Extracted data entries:
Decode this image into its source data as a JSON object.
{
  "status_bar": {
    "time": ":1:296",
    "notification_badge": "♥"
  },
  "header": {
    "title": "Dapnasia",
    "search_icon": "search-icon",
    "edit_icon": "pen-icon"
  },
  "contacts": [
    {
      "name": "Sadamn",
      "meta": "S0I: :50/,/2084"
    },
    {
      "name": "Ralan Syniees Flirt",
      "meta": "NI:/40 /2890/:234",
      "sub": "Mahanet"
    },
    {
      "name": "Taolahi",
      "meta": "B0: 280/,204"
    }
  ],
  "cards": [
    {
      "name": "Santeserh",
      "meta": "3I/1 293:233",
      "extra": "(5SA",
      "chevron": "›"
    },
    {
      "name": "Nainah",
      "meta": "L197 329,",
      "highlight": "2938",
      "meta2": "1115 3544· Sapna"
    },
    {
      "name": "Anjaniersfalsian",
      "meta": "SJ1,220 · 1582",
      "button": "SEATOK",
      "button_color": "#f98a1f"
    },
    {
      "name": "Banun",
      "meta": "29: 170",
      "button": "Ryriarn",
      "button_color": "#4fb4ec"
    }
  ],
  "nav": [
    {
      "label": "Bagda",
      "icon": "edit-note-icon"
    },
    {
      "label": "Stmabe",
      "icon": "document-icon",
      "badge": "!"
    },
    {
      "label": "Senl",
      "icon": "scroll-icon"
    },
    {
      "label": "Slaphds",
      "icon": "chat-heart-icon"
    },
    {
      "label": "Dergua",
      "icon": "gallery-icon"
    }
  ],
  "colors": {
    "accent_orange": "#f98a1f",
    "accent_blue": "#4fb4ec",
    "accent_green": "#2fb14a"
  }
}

Goal. Quote all of the entries exactly as they appear.

Result for this exercise.
Decode this image into its source data as a JSON object.
{
  "status_bar": {
    "time": ":1:296",
    "notification_badge": "♥"
  },
  "header": {
    "title": "Dapnasia",
    "search_icon": "search-icon",
    "edit_icon": "pen-icon"
  },
  "contacts": [
    {
      "name": "Sadamn",
      "meta": "S0I: :50/,/2084"
    },
    {
      "name": "Ralan Syniees Flirt",
      "meta": "NI:/40 /2890/:234",
      "sub": "Mahanet"
    },
    {
      "name": "Taolahi",
      "meta": "B0: 280/,204"
    }
  ],
  "cards": [
    {
      "name": "Santeserh",
      "meta": "3I/1 293:233",
      "extra": "(5SA",
      "chevron": "›"
    },
    {
      "name": "Nainah",
      "meta": "L197 329,",
      "highlight": "2938",
      "meta2": "1115 3544· Sapna"
    },
    {
      "name": "Anjaniersfalsian",
      "meta": "SJ1,220 · 1582",
      "button": "SEATOK",
      "button_color": "#f98a1f"
    },
    {
      "name": "Banun",
      "meta": "29: 170",
      "button": "Ryriarn",
      "button_color": "#4fb4ec"
    }
  ],
  "nav": [
    {
      "label": "Bagda",
      "icon": "edit-note-icon"
    },
    {
      "label": "Stmabe",
      "icon": "document-icon",
      "badge": "!"
    },
    {
      "label": "Senl",
      "icon": "scroll-icon"
    },
    {
      "label": "Slaphds",
      "icon": "chat-heart-icon"
    },
    {
      "label": "Dergua",
      "icon": "gallery-icon"
    }
  ],
  "colors": {
    "accent_orange": "#f98a1f",
    "accent_blue": "#4fb4ec",
    "accent_green": "#2fb14a"
  }
}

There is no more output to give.